Task instructions: Return the lines below that carry the word "zoom".

--- Begin Provided records ---

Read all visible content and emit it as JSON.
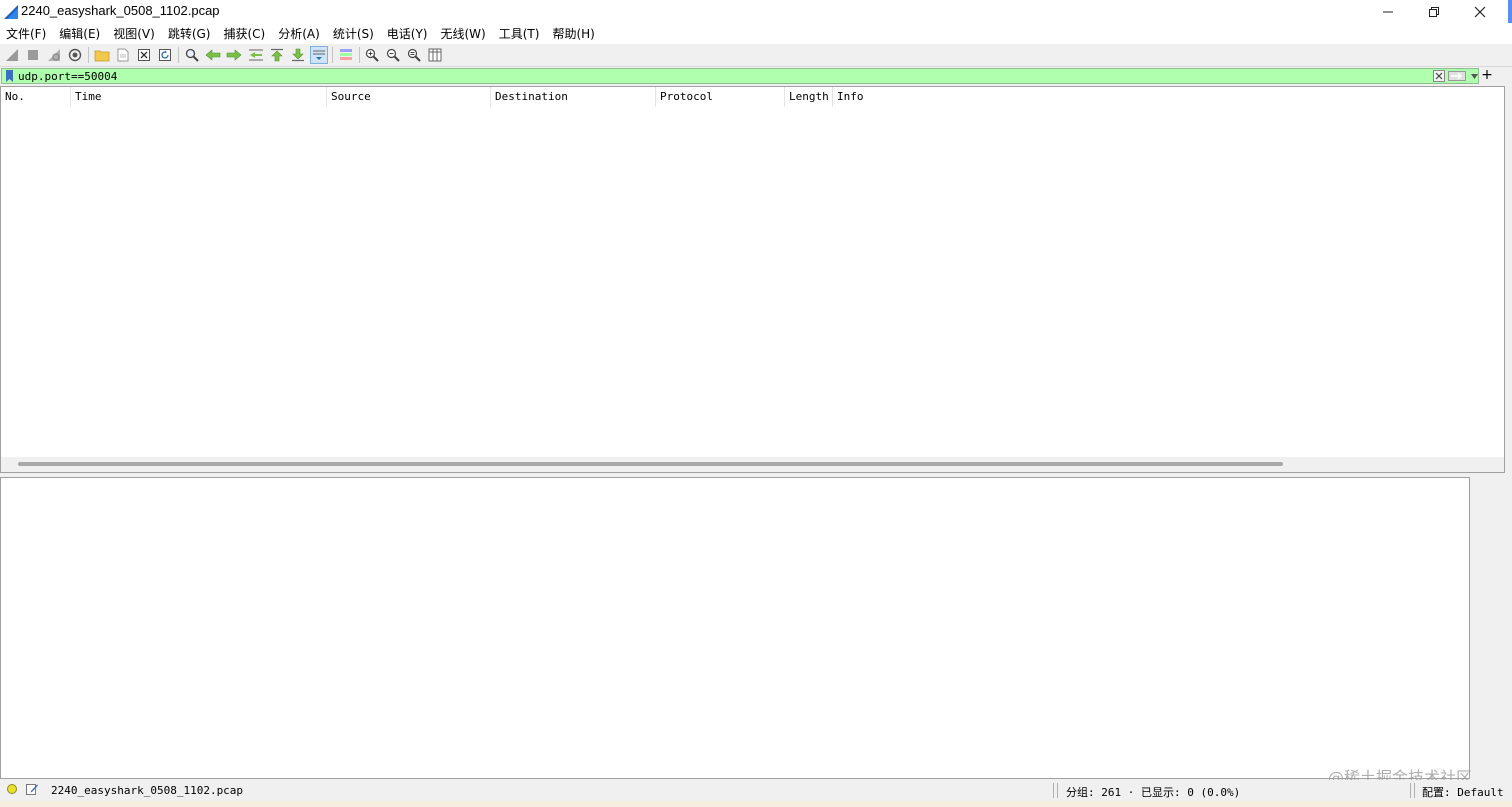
{
  "window": {
    "title": "2240_easyshark_0508_1102.pcap",
    "controls": {
      "minimize": "—",
      "maximize": "❐",
      "close": "✕"
    }
  },
  "menu": {
    "items": [
      "文件(F)",
      "编辑(E)",
      "视图(V)",
      "跳转(G)",
      "捕获(C)",
      "分析(A)",
      "统计(S)",
      "电话(Y)",
      "无线(W)",
      "工具(T)",
      "帮助(H)"
    ]
  },
  "toolbar": {
    "icons": [
      "shark-start-icon",
      "stop-icon",
      "restart-icon",
      "capture-options-icon",
      "open-folder-icon",
      "file-icon",
      "close-file-icon",
      "reload-icon",
      "find-icon",
      "back-arrow-icon",
      "forward-arrow-icon",
      "go-to-packet-icon",
      "first-packet-icon",
      "last-packet-icon",
      "autoscroll-icon",
      "colorize-icon",
      "zoom-in-icon",
      "zoom-out-icon",
      "zoom-normal-icon",
      "resize-columns-icon"
    ]
  },
  "filter": {
    "value": "udp.port==50004",
    "add_label": "+",
    "bg_color": "#afffaf"
  },
  "packet_list": {
    "columns": [
      "No.",
      "Time",
      "Source",
      "Destination",
      "Protocol",
      "Length",
      "Info"
    ],
    "rows": []
  },
  "status": {
    "file": "2240_easyshark_0508_1102.pcap",
    "packets": "分组: 261 · 已显示: 0 (0.0%)",
    "profile": "配置: Default"
  },
  "watermark": "@稀土掘金技术社区"
}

--- End Provided records ---

Exercise result:
      "zoom-in-icon",
      "zoom-out-icon",
      "zoom-normal-icon",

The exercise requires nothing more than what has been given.